> _YOUR GOAL_: Reproduce every line of the records below from the one containing "raw-data-point (636, 253, 641, 258)" down to the one containing "raw-data-point (548, 281, 553, 286)", including both of those lines.

---------------

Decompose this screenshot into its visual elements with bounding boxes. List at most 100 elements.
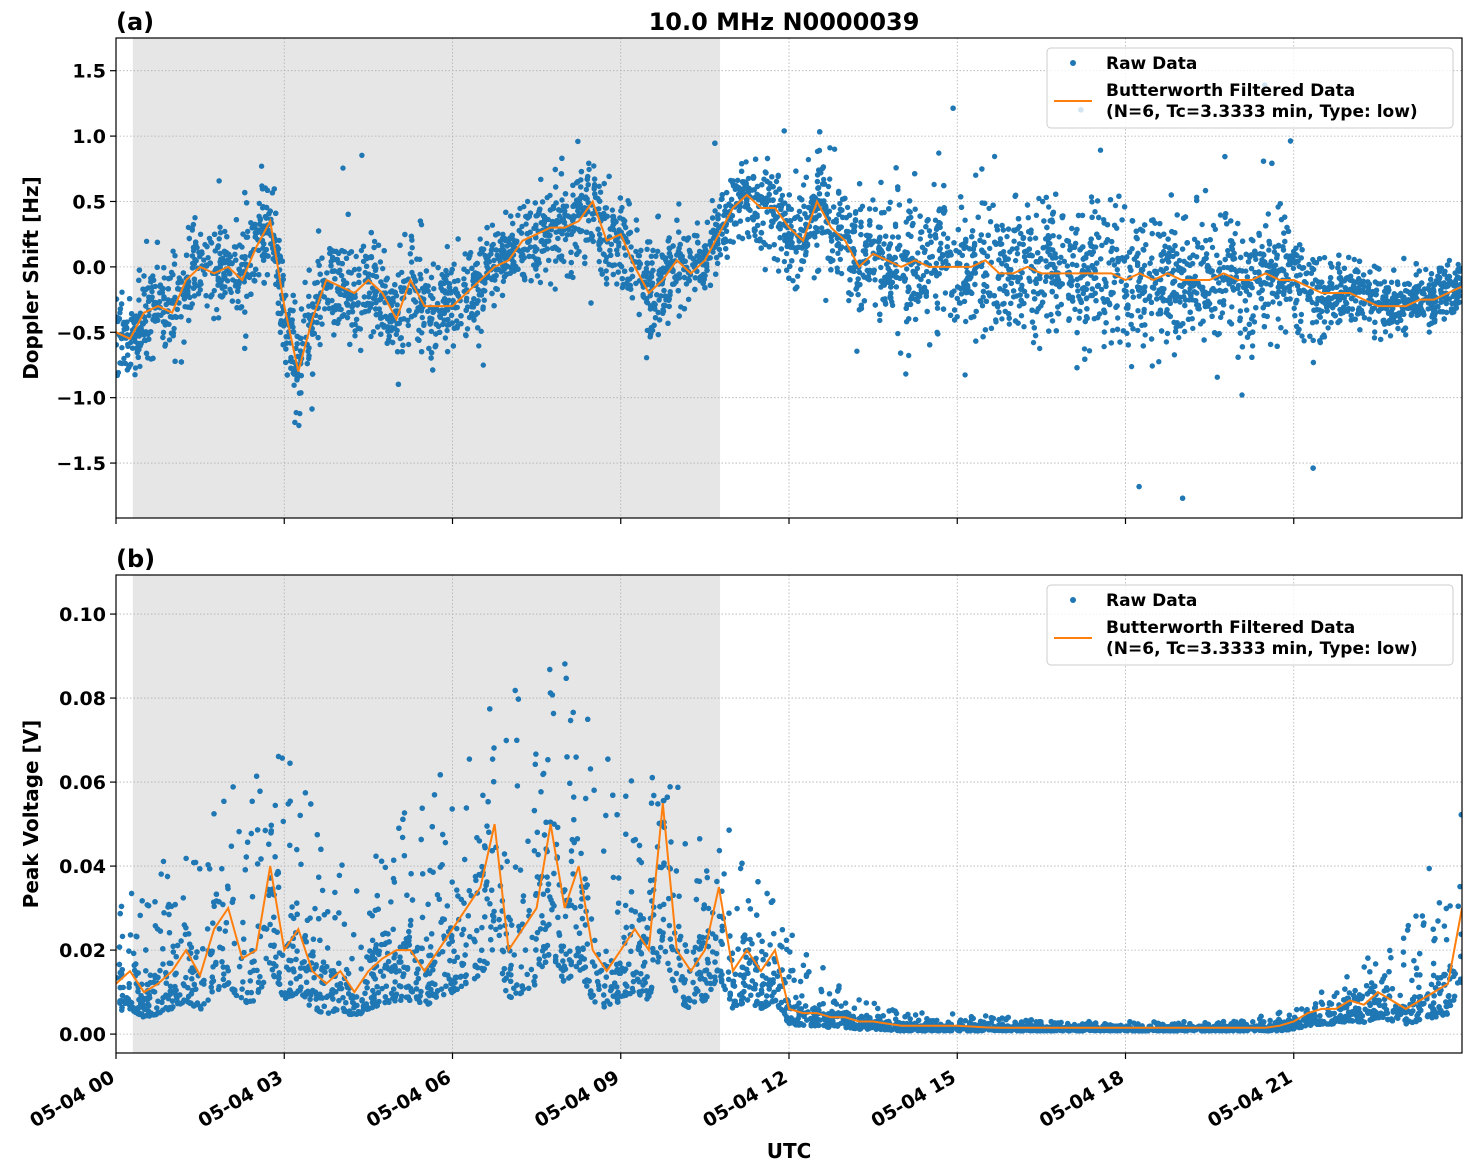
raw-data-point (636, 253, 641, 258)
raw-data-point (295, 341, 300, 346)
raw-data-point (1238, 308, 1243, 313)
raw-data-point (1311, 338, 1316, 343)
raw-data-point (444, 272, 449, 277)
raw-data-point (555, 236, 560, 241)
raw-data-point (806, 157, 811, 162)
raw-data-point (1092, 209, 1097, 214)
raw-data-point (782, 259, 787, 264)
raw-data-point (1116, 194, 1121, 199)
raw-data-point (204, 303, 209, 308)
raw-data-point (409, 237, 414, 242)
raw-data-point (1210, 245, 1215, 250)
raw-data-point (1199, 222, 1204, 227)
raw-data-point (962, 218, 967, 223)
raw-data-point (1141, 310, 1146, 315)
raw-data-point (1357, 327, 1362, 332)
raw-data-point (548, 281, 553, 286)
raw-data-point (1031, 340, 1036, 345)
raw-data-point (155, 240, 160, 245)
raw-data-point (850, 222, 855, 227)
raw-data-point (941, 231, 946, 236)
raw-data-point (1352, 257, 1357, 262)
raw-data-point (1423, 267, 1428, 272)
raw-data-point (235, 299, 240, 304)
raw-data-point (873, 302, 878, 307)
raw-data-point (209, 240, 214, 245)
raw-data-point (1301, 265, 1306, 270)
raw-data-point (1019, 313, 1024, 318)
raw-data-point (535, 273, 540, 278)
raw-data-point (1299, 312, 1304, 317)
raw-data-point (945, 236, 950, 241)
raw-data-point (935, 331, 940, 336)
raw-data-point (973, 173, 978, 178)
raw-data-point (217, 225, 222, 230)
raw-data-point (1149, 311, 1154, 316)
raw-data-point (1135, 328, 1140, 333)
raw-data-point (1102, 329, 1107, 334)
raw-data-point (695, 220, 700, 225)
raw-data-point (482, 298, 487, 303)
raw-data-point (1185, 240, 1190, 245)
raw-data-point (1250, 238, 1255, 243)
raw-data-point (1447, 258, 1452, 263)
raw-data-point (1058, 255, 1063, 260)
raw-data-point (232, 244, 237, 249)
raw-data-point (1367, 317, 1372, 322)
raw-data-point (1190, 326, 1195, 331)
raw-data-point (229, 290, 234, 295)
raw-data-point (1382, 279, 1387, 284)
raw-data-point (476, 343, 481, 348)
raw-data-point (1056, 234, 1061, 239)
raw-data-point (927, 228, 932, 233)
raw-data-point (1113, 203, 1118, 208)
raw-data-point (410, 245, 415, 250)
raw-data-point (340, 165, 345, 170)
raw-data-point (167, 337, 172, 342)
raw-data-point (207, 236, 212, 241)
raw-data-point (1075, 288, 1080, 293)
raw-data-point (622, 218, 627, 223)
raw-data-point (395, 349, 400, 354)
raw-data-point (814, 243, 819, 248)
raw-data-point (962, 372, 967, 377)
raw-data-point (760, 221, 765, 226)
raw-data-point (938, 241, 943, 246)
raw-data-point (292, 299, 297, 304)
raw-data-point (444, 328, 449, 333)
raw-data-point (409, 259, 414, 264)
raw-data-point (1141, 247, 1146, 252)
raw-data-point (169, 270, 174, 275)
raw-data-point (354, 254, 359, 259)
raw-data-point (257, 201, 262, 206)
raw-data-point (927, 342, 932, 347)
raw-data-point (1164, 339, 1169, 344)
raw-data-point (928, 240, 933, 245)
raw-data-point (598, 190, 603, 195)
raw-data-point (1456, 262, 1461, 267)
raw-data-point (450, 267, 455, 272)
chart-title: 10.0 MHz N0000039 (649, 8, 920, 36)
raw-data-point (225, 278, 230, 283)
raw-data-point (948, 313, 953, 318)
raw-data-point (431, 286, 436, 291)
raw-data-point (481, 362, 486, 367)
raw-data-point (1266, 211, 1271, 216)
raw-data-point (1089, 194, 1094, 199)
raw-data-point (1226, 252, 1231, 257)
raw-data-point (136, 297, 141, 302)
raw-data-point (1013, 318, 1018, 323)
raw-data-point (992, 154, 997, 159)
raw-data-point (1299, 333, 1304, 338)
raw-data-point (928, 233, 933, 238)
raw-data-point (1077, 316, 1082, 321)
raw-data-point (239, 244, 244, 249)
raw-data-point (910, 221, 915, 226)
raw-data-point (623, 225, 628, 230)
raw-data-point (1186, 317, 1191, 322)
raw-data-point (1309, 271, 1314, 276)
raw-data-point (879, 210, 884, 215)
raw-data-point (373, 306, 378, 311)
raw-data-point (119, 345, 124, 350)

---------------

> _ANSWER_:
raw-data-point (636, 253, 641, 258)
raw-data-point (295, 341, 300, 346)
raw-data-point (1238, 308, 1243, 313)
raw-data-point (1311, 338, 1316, 343)
raw-data-point (444, 272, 449, 277)
raw-data-point (555, 236, 560, 241)
raw-data-point (806, 157, 811, 162)
raw-data-point (1092, 209, 1097, 214)
raw-data-point (782, 259, 787, 264)
raw-data-point (1116, 194, 1121, 199)
raw-data-point (204, 303, 209, 308)
raw-data-point (409, 237, 414, 242)
raw-data-point (1210, 245, 1215, 250)
raw-data-point (1199, 222, 1204, 227)
raw-data-point (962, 218, 967, 223)
raw-data-point (1141, 310, 1146, 315)
raw-data-point (1357, 327, 1362, 332)
raw-data-point (548, 281, 553, 286)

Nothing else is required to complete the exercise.